• WHAT TO PRODUCE:
Make an exact copy of the listing below.

** start of SOURCE RECORDS **

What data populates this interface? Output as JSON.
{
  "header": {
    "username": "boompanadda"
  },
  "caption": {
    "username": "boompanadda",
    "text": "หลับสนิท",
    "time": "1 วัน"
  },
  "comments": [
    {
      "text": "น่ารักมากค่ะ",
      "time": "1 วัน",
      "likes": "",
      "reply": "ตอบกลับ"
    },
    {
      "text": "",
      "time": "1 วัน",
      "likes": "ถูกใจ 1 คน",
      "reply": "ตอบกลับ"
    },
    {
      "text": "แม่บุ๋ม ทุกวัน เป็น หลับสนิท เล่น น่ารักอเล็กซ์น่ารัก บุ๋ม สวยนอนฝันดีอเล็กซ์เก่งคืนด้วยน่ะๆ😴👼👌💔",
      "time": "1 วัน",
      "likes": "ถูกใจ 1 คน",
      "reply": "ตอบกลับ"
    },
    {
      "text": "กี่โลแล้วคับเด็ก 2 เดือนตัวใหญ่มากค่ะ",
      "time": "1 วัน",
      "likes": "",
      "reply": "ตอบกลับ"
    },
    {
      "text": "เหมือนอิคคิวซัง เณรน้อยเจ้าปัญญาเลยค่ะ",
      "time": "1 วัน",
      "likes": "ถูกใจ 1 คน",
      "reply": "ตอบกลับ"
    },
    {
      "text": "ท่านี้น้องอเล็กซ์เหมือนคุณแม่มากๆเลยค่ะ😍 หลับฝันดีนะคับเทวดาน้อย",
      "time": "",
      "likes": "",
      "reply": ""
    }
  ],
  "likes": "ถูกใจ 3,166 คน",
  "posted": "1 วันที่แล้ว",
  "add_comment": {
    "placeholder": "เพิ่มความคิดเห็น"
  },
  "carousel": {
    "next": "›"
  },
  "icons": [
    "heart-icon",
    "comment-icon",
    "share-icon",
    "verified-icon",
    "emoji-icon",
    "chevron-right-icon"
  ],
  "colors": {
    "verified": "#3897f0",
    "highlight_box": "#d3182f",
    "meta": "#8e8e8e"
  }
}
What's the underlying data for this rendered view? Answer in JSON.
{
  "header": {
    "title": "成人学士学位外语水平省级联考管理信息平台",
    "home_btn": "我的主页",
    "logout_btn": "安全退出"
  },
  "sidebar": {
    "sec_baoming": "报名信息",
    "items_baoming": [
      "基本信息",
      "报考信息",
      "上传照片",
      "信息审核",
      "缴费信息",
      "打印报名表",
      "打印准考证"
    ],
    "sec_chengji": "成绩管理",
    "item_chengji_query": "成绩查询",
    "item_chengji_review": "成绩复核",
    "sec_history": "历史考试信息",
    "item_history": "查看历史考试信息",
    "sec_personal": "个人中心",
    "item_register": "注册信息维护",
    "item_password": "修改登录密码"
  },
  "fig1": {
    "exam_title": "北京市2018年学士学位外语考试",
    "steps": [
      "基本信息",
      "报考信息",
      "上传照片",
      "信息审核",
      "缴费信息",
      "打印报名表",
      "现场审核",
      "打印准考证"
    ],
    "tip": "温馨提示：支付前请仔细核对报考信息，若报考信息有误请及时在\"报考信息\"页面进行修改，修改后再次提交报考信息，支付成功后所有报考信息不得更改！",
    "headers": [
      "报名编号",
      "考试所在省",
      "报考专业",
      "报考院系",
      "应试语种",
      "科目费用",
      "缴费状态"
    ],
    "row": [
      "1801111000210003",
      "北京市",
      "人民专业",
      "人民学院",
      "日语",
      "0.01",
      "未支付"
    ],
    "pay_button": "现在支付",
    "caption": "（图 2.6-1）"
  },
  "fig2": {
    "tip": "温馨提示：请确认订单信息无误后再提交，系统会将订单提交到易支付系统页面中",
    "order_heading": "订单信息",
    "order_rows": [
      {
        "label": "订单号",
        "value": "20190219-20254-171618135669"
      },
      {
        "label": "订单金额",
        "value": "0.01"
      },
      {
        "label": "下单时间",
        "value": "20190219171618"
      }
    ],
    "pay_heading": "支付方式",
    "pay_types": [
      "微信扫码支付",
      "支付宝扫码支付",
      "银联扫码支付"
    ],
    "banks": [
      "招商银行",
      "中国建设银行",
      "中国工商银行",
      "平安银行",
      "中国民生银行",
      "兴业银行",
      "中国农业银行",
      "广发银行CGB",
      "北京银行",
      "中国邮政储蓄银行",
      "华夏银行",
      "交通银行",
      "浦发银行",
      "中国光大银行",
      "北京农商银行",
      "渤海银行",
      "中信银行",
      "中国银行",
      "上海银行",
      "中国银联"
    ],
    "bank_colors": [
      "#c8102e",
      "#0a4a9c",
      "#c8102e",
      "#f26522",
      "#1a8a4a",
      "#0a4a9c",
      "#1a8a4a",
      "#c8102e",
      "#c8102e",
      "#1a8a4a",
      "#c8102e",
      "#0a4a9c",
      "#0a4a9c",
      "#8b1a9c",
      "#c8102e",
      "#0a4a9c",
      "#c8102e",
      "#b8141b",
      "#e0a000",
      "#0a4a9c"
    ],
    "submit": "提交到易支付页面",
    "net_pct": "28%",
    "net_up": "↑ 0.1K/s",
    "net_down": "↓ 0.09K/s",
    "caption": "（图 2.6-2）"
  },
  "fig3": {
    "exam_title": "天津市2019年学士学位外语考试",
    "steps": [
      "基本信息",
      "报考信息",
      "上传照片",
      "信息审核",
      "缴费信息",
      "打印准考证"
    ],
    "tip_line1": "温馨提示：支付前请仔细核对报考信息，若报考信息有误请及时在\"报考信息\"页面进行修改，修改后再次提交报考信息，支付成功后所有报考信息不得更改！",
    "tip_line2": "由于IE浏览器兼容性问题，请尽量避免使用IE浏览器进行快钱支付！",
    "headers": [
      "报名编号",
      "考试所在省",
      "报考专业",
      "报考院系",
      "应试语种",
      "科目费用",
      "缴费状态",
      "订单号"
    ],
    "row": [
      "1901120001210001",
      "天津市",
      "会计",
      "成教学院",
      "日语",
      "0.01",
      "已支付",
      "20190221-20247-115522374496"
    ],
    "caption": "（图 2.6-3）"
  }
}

** end of SOURCE RECORDS **

• ANSWER TO THIS PROBLEM:
What data populates this interface? Output as JSON.
{
  "header": {
    "username": "boompanadda"
  },
  "caption": {
    "username": "boompanadda",
    "text": "หลับสนิท",
    "time": "1 วัน"
  },
  "comments": [
    {
      "text": "น่ารักมากค่ะ",
      "time": "1 วัน",
      "likes": "",
      "reply": "ตอบกลับ"
    },
    {
      "text": "",
      "time": "1 วัน",
      "likes": "ถูกใจ 1 คน",
      "reply": "ตอบกลับ"
    },
    {
      "text": "แม่บุ๋ม ทุกวัน เป็น หลับสนิท เล่น น่ารักอเล็กซ์น่ารัก บุ๋ม สวยนอนฝันดีอเล็กซ์เก่งคืนด้วยน่ะๆ😴👼👌💔",
      "time": "1 วัน",
      "likes": "ถูกใจ 1 คน",
      "reply": "ตอบกลับ"
    },
    {
      "text": "กี่โลแล้วคับเด็ก 2 เดือนตัวใหญ่มากค่ะ",
      "time": "1 วัน",
      "likes": "",
      "reply": "ตอบกลับ"
    },
    {
      "text": "เหมือนอิคคิวซัง เณรน้อยเจ้าปัญญาเลยค่ะ",
      "time": "1 วัน",
      "likes": "ถูกใจ 1 คน",
      "reply": "ตอบกลับ"
    },
    {
      "text": "ท่านี้น้องอเล็กซ์เหมือนคุณแม่มากๆเลยค่ะ😍 หลับฝันดีนะคับเทวดาน้อย",
      "time": "",
      "likes": "",
      "reply": ""
    }
  ],
  "likes": "ถูกใจ 3,166 คน",
  "posted": "1 วันที่แล้ว",
  "add_comment": {
    "placeholder": "เพิ่มความคิดเห็น"
  },
  "carousel": {
    "next": "›"
  },
  "icons": [
    "heart-icon",
    "comment-icon",
    "share-icon",
    "verified-icon",
    "emoji-icon",
    "chevron-right-icon"
  ],
  "colors": {
    "verified": "#3897f0",
    "highlight_box": "#d3182f",
    "meta": "#8e8e8e"
  }
}
What's the underlying data for this rendered view? Answer in JSON.
{
  "header": {
    "title": "成人学士学位外语水平省级联考管理信息平台",
    "home_btn": "我的主页",
    "logout_btn": "安全退出"
  },
  "sidebar": {
    "sec_baoming": "报名信息",
    "items_baoming": [
      "基本信息",
      "报考信息",
      "上传照片",
      "信息审核",
      "缴费信息",
      "打印报名表",
      "打印准考证"
    ],
    "sec_chengji": "成绩管理",
    "item_chengji_query": "成绩查询",
    "item_chengji_review": "成绩复核",
    "sec_history": "历史考试信息",
    "item_history": "查看历史考试信息",
    "sec_personal": "个人中心",
    "item_register": "注册信息维护",
    "item_password": "修改登录密码"
  },
  "fig1": {
    "exam_title": "北京市2018年学士学位外语考试",
    "steps": [
      "基本信息",
      "报考信息",
      "上传照片",
      "信息审核",
      "缴费信息",
      "打印报名表",
      "现场审核",
      "打印准考证"
    ],
    "tip": "温馨提示：支付前请仔细核对报考信息，若报考信息有误请及时在\"报考信息\"页面进行修改，修改后再次提交报考信息，支付成功后所有报考信息不得更改！",
    "headers": [
      "报名编号",
      "考试所在省",
      "报考专业",
      "报考院系",
      "应试语种",
      "科目费用",
      "缴费状态"
    ],
    "row": [
      "1801111000210003",
      "北京市",
      "人民专业",
      "人民学院",
      "日语",
      "0.01",
      "未支付"
    ],
    "pay_button": "现在支付",
    "caption": "（图 2.6-1）"
  },
  "fig2": {
    "tip": "温馨提示：请确认订单信息无误后再提交，系统会将订单提交到易支付系统页面中",
    "order_heading": "订单信息",
    "order_rows": [
      {
        "label": "订单号",
        "value": "20190219-20254-171618135669"
      },
      {
        "label": "订单金额",
        "value": "0.01"
      },
      {
        "label": "下单时间",
        "value": "20190219171618"
      }
    ],
    "pay_heading": "支付方式",
    "pay_types": [
      "微信扫码支付",
      "支付宝扫码支付",
      "银联扫码支付"
    ],
    "banks": [
      "招商银行",
      "中国建设银行",
      "中国工商银行",
      "平安银行",
      "中国民生银行",
      "兴业银行",
      "中国农业银行",
      "广发银行CGB",
      "北京银行",
      "中国邮政储蓄银行",
      "华夏银行",
      "交通银行",
      "浦发银行",
      "中国光大银行",
      "北京农商银行",
      "渤海银行",
      "中信银行",
      "中国银行",
      "上海银行",
      "中国银联"
    ],
    "bank_colors": [
      "#c8102e",
      "#0a4a9c",
      "#c8102e",
      "#f26522",
      "#1a8a4a",
      "#0a4a9c",
      "#1a8a4a",
      "#c8102e",
      "#c8102e",
      "#1a8a4a",
      "#c8102e",
      "#0a4a9c",
      "#0a4a9c",
      "#8b1a9c",
      "#c8102e",
      "#0a4a9c",
      "#c8102e",
      "#b8141b",
      "#e0a000",
      "#0a4a9c"
    ],
    "submit": "提交到易支付页面",
    "net_pct": "28%",
    "net_up": "↑ 0.1K/s",
    "net_down": "↓ 0.09K/s",
    "caption": "（图 2.6-2）"
  },
  "fig3": {
    "exam_title": "天津市2019年学士学位外语考试",
    "steps": [
      "基本信息",
      "报考信息",
      "上传照片",
      "信息审核",
      "缴费信息",
      "打印准考证"
    ],
    "tip_line1": "温馨提示：支付前请仔细核对报考信息，若报考信息有误请及时在\"报考信息\"页面进行修改，修改后再次提交报考信息，支付成功后所有报考信息不得更改！",
    "tip_line2": "由于IE浏览器兼容性问题，请尽量避免使用IE浏览器进行快钱支付！",
    "headers": [
      "报名编号",
      "考试所在省",
      "报考专业",
      "报考院系",
      "应试语种",
      "科目费用",
      "缴费状态",
      "订单号"
    ],
    "row": [
      "1901120001210001",
      "天津市",
      "会计",
      "成教学院",
      "日语",
      "0.01",
      "已支付",
      "20190221-20247-115522374496"
    ],
    "caption": "（图 2.6-3）"
  }
}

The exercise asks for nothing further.